### PROVIDED RECORDS

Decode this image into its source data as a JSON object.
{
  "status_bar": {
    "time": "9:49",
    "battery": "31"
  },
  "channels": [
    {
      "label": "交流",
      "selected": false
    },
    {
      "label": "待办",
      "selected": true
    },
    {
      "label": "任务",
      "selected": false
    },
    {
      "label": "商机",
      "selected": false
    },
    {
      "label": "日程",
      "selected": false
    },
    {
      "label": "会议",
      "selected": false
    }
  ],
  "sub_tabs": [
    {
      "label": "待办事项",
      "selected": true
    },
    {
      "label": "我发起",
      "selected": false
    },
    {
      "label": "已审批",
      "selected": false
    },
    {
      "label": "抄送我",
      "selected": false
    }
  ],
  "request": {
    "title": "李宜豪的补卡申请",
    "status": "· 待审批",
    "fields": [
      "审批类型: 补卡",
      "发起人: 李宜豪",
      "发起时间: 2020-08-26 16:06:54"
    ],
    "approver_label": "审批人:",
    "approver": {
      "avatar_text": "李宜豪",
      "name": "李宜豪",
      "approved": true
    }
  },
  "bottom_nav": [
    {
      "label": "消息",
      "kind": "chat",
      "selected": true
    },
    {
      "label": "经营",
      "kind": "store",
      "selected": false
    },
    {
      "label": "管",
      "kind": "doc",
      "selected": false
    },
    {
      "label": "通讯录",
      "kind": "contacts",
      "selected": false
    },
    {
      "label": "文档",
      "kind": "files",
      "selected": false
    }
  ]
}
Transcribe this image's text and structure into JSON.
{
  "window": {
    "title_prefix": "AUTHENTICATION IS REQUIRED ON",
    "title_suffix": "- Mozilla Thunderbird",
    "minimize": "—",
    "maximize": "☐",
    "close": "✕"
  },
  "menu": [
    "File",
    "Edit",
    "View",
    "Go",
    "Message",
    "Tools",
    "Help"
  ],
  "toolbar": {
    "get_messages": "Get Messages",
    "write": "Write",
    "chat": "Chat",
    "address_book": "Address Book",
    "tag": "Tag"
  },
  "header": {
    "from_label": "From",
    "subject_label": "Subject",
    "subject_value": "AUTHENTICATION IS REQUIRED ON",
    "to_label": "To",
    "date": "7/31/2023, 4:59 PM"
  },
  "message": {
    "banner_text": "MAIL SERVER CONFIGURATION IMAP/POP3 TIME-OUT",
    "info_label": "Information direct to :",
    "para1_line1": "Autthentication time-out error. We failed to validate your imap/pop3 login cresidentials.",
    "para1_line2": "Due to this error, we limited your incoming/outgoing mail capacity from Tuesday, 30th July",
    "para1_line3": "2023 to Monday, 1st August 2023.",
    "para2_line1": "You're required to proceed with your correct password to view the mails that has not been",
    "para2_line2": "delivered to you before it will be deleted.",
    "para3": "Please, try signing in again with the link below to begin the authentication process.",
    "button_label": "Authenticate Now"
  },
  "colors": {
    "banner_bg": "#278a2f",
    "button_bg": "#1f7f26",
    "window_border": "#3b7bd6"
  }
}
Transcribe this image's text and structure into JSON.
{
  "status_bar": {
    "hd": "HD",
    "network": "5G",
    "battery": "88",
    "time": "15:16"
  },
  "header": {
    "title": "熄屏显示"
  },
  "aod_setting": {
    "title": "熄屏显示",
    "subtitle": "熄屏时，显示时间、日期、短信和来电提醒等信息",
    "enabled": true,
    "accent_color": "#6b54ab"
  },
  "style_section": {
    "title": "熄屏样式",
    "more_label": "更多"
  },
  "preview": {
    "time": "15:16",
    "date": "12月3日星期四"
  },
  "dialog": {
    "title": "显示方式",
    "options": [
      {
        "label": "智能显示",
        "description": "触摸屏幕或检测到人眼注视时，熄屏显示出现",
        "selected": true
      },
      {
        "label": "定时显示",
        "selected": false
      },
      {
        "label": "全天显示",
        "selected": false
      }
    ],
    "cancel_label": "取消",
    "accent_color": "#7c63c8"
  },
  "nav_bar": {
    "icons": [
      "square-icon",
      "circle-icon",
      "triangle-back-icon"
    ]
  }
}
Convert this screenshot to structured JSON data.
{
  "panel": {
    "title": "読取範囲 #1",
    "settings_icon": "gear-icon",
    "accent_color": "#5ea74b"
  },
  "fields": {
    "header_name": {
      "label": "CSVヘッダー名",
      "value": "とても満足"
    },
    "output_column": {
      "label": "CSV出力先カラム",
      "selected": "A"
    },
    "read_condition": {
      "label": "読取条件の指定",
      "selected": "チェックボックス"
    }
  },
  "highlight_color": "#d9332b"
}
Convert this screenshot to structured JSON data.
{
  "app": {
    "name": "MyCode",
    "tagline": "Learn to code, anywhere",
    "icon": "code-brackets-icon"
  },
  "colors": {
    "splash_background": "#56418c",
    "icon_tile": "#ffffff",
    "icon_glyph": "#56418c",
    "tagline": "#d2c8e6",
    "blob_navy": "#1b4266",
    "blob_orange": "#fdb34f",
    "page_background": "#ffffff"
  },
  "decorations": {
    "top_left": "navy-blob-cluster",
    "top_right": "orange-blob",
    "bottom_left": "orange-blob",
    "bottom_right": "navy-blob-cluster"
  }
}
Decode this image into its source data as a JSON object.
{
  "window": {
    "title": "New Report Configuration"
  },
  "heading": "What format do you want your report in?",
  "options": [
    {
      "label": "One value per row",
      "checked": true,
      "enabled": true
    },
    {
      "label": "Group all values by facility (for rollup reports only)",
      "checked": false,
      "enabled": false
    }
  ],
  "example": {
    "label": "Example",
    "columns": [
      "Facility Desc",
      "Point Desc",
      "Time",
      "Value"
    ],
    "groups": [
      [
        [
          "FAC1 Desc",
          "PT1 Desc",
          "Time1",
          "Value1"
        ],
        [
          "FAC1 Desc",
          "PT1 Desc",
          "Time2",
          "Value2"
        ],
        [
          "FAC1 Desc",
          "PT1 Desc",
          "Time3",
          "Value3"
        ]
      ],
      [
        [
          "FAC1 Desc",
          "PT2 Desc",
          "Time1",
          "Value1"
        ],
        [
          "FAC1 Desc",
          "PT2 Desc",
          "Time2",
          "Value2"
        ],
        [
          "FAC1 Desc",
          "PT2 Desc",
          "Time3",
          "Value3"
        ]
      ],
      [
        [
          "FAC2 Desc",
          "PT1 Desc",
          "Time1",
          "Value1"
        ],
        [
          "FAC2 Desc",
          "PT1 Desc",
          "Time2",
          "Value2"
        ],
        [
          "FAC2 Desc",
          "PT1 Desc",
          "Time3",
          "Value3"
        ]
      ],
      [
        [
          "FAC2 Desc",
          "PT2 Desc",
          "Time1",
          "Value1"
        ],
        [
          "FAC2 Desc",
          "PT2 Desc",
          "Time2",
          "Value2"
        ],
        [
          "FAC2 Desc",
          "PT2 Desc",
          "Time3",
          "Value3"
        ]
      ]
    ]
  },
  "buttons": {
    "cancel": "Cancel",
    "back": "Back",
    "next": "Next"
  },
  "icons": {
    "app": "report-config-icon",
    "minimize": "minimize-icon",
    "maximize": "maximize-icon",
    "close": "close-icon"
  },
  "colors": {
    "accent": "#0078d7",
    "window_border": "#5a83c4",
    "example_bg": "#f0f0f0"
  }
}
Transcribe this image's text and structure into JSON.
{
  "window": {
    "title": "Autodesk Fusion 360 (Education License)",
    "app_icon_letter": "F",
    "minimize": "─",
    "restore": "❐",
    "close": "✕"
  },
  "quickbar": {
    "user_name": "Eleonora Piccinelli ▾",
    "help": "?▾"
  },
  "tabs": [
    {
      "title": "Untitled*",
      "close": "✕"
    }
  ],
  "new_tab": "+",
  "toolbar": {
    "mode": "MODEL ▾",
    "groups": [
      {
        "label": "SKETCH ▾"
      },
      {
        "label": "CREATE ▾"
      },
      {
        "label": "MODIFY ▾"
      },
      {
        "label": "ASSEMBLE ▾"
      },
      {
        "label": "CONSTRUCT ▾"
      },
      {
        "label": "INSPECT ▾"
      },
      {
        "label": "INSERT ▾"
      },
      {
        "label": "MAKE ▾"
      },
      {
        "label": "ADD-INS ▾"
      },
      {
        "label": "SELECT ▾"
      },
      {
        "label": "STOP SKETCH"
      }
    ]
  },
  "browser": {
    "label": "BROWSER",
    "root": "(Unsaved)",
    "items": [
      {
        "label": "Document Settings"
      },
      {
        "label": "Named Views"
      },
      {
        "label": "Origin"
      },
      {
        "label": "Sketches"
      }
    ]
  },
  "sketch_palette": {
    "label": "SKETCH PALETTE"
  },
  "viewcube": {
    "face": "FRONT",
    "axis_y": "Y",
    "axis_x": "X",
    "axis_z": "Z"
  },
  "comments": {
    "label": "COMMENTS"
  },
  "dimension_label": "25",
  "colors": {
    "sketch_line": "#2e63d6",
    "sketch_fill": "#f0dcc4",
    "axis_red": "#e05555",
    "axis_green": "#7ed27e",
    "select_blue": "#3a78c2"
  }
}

### GOAL
State how many lines hold the word "minimize". The number is the whole answer.

### RESULT OF THIS EXERCISE
3